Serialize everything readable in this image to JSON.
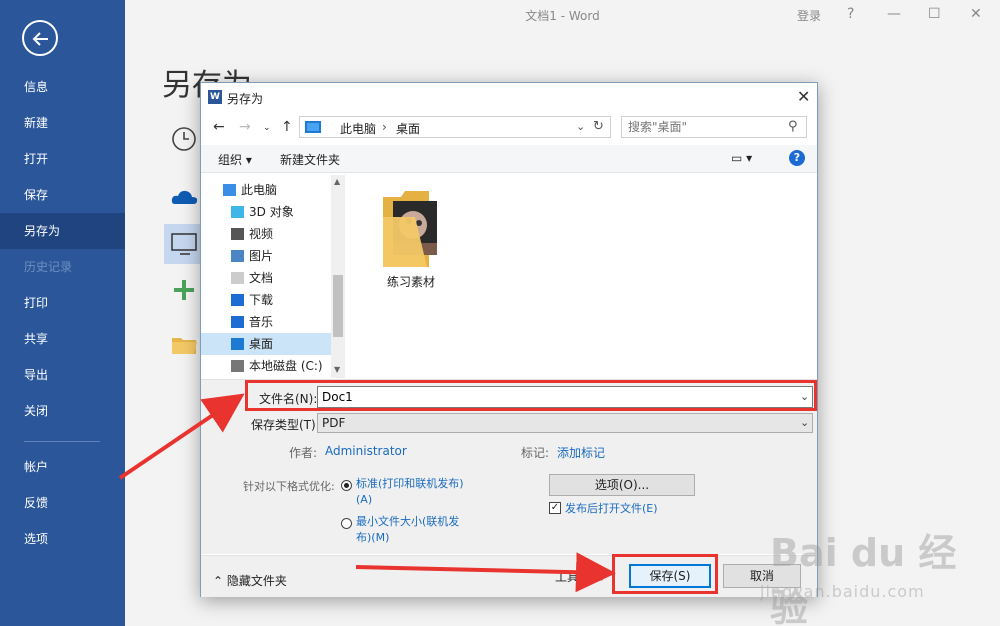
{
  "window": {
    "title": "文档1 - Word",
    "login": "登录",
    "help": "?",
    "minimize": "—",
    "maximize": "☐",
    "close": "✕"
  },
  "backstage": {
    "items": [
      {
        "label": "信息"
      },
      {
        "label": "新建"
      },
      {
        "label": "打开"
      },
      {
        "label": "保存"
      },
      {
        "label": "另存为",
        "active": true
      },
      {
        "label": "历史记录",
        "disabled": true
      },
      {
        "label": "打印"
      },
      {
        "label": "共享"
      },
      {
        "label": "导出"
      },
      {
        "label": "关闭"
      },
      {
        "label": "帐户"
      },
      {
        "label": "反馈"
      },
      {
        "label": "选项"
      }
    ],
    "page_title": "另存为"
  },
  "dialog": {
    "title": "另存为",
    "close": "✕",
    "address": {
      "crumb1": "此电脑",
      "separator": "›",
      "crumb2": "桌面"
    },
    "search_placeholder": "搜索\"桌面\"",
    "toolbar": {
      "organize": "组织 ▾",
      "new_folder": "新建文件夹",
      "view": "▭ ▾",
      "help": "?"
    },
    "tree": [
      {
        "label": "此电脑",
        "icon": "pc-icon",
        "root": true
      },
      {
        "label": "3D 对象",
        "icon": "cube-icon"
      },
      {
        "label": "视频",
        "icon": "video-icon"
      },
      {
        "label": "图片",
        "icon": "picture-icon"
      },
      {
        "label": "文档",
        "icon": "document-icon"
      },
      {
        "label": "下载",
        "icon": "download-icon"
      },
      {
        "label": "音乐",
        "icon": "music-icon"
      },
      {
        "label": "桌面",
        "icon": "desktop-icon",
        "selected": true
      },
      {
        "label": "本地磁盘 (C:)",
        "icon": "disk-icon"
      }
    ],
    "files": [
      {
        "label": "练习素材"
      }
    ],
    "form": {
      "filename_label": "文件名(N):",
      "filename_value": "Doc1",
      "filetype_label": "保存类型(T):",
      "filetype_value": "PDF",
      "author_label": "作者:",
      "author_value": "Administrator",
      "tags_label": "标记:",
      "tags_value": "添加标记",
      "optimize_label": "针对以下格式优化:",
      "opt_standard": "标准(打印和联机发布)",
      "opt_standard_key": "(A)",
      "opt_min": "最小文件大小(联机发",
      "opt_min_2": "布)(M)",
      "options_button": "选项(O)...",
      "open_after": "发布后打开文件(E)"
    },
    "bottom": {
      "hide_folders": "隐藏文件夹",
      "tools": "工具(L) ▾",
      "save": "保存(S)",
      "cancel": "取消"
    }
  },
  "watermark": {
    "logo": "Bai du 经验",
    "url": "jingyan.baidu.com"
  },
  "colors": {
    "word_blue": "#2b579a",
    "annotation_red": "#e8332e",
    "link_blue": "#1a6bbf"
  }
}
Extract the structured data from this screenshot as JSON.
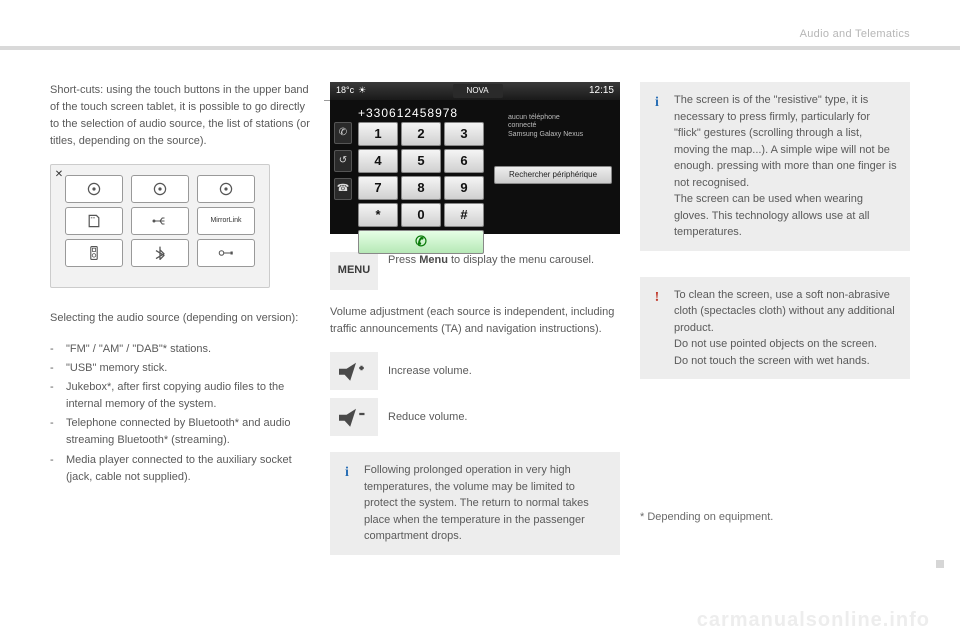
{
  "header": {
    "section": "Audio and Telematics"
  },
  "col1": {
    "shortcuts": "Short-cuts: using the touch buttons in the upper band of the touch screen tablet, it is possible to go directly to the selection of audio source, the list of stations (or titles, depending on the source).",
    "panel": {
      "close": "✕",
      "btn_radio1": "◎",
      "btn_radio2": "◎",
      "btn_radio3": "◎",
      "btn_sd": "sd",
      "btn_usb": "usb",
      "btn_mirror": "MirrorLink",
      "btn_ipod": "ipod",
      "btn_bt": "✱",
      "btn_aux": "aux"
    },
    "selecting_intro": "Selecting the audio source (depending on version):",
    "items": [
      "\"FM\" / \"AM\" / \"DAB\"* stations.",
      "\"USB\" memory stick.",
      "Jukebox*, after first copying audio files to the internal memory of the system.",
      "Telephone connected by Bluetooth* and audio streaming Bluetooth* (streaming).",
      "Media player connected to the auxiliary socket (jack, cable not supplied)."
    ]
  },
  "col2": {
    "phone": {
      "temp": "18°c",
      "nova": "NOVA",
      "clock": "12:15",
      "number": "+330612458978",
      "rtxt": "aucun téléphone\nconnecté\nSamsung Galaxy Nexus",
      "rbtn": "Rechercher périphérique",
      "keys": [
        "1",
        "2",
        "3",
        "4",
        "5",
        "6",
        "7",
        "8",
        "9",
        "*",
        "0",
        "#"
      ]
    },
    "menu": {
      "label": "MENU",
      "text_a": "Press ",
      "text_bold": "Menu",
      "text_b": " to display the menu carousel."
    },
    "volume_intro": "Volume adjustment (each source is independent, including traffic announcements (TA) and navigation instructions).",
    "increase": "Increase volume.",
    "reduce": "Reduce volume.",
    "heatnote": "Following prolonged operation in very high temperatures, the volume may be limited to protect the system. The return to normal takes place when the temperature in the passenger compartment drops."
  },
  "col3": {
    "resistive": "The screen is of the \"resistive\" type, it is necessary to press firmly, particularly for \"flick\" gestures (scrolling through a list, moving the map...). A simple wipe will not be enough. pressing with more than one finger is not recognised.\nThe screen can be used when wearing gloves. This technology allows use at all temperatures.",
    "clean": "To clean the screen, use a soft non-abrasive cloth (spectacles cloth) without any additional product.\nDo not use pointed objects on the screen.\nDo not touch the screen with wet hands.",
    "footnote": "* Depending on equipment."
  },
  "watermark": "carmanualsonline.info"
}
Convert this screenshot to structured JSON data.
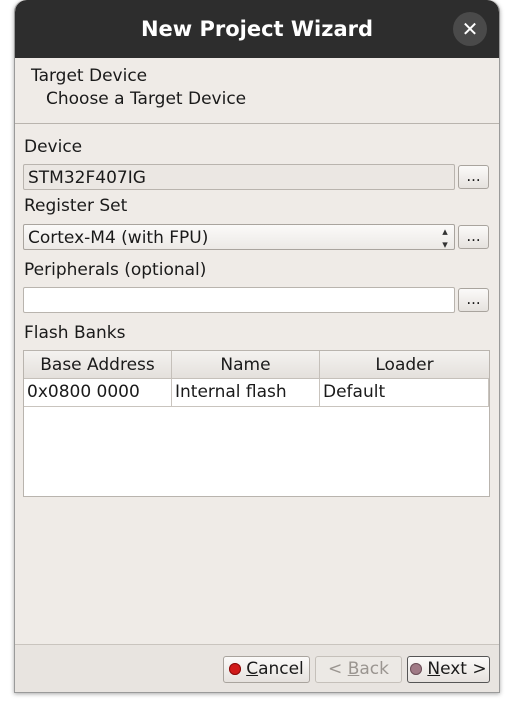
{
  "window": {
    "title": "New Project Wizard",
    "close_glyph": "✕"
  },
  "header": {
    "title": "Target Device",
    "subtitle": "Choose a Target Device"
  },
  "device": {
    "label": "Device",
    "value": "STM32F407IG",
    "browse_label": "..."
  },
  "register_set": {
    "label": "Register Set",
    "selected": "Cortex-M4 (with FPU)",
    "browse_label": "..."
  },
  "peripherals": {
    "label": "Peripherals (optional)",
    "value": "",
    "browse_label": "..."
  },
  "flash_banks": {
    "label": "Flash Banks",
    "columns": [
      "Base Address",
      "Name",
      "Loader"
    ],
    "rows": [
      [
        "0x0800 0000",
        "Internal flash",
        "Default"
      ]
    ]
  },
  "footer": {
    "cancel": {
      "underlined": "C",
      "rest": "ancel"
    },
    "back": {
      "prefix": "< ",
      "underlined": "B",
      "rest": "ack"
    },
    "next": {
      "underlined": "N",
      "rest": "ext >"
    }
  },
  "colors": {
    "titlebar": "#2d2d2d",
    "window_bg": "#efebe7",
    "cancel_dot": "#d11a1a",
    "next_dot": "#a07a86"
  },
  "icons": {
    "close": "close-icon",
    "select_arrows": "updown-arrows-icon",
    "cancel": "red-dot-icon",
    "next": "mauve-dot-icon"
  }
}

________________________

● DIRECTIVE:
Lines from the records above that hold "screenshot" are the ones to list.

● WRITTEN RESPONSE:
Extract the structured data from this screenshot as JSON.
Convert this screenshot to structured JSON data.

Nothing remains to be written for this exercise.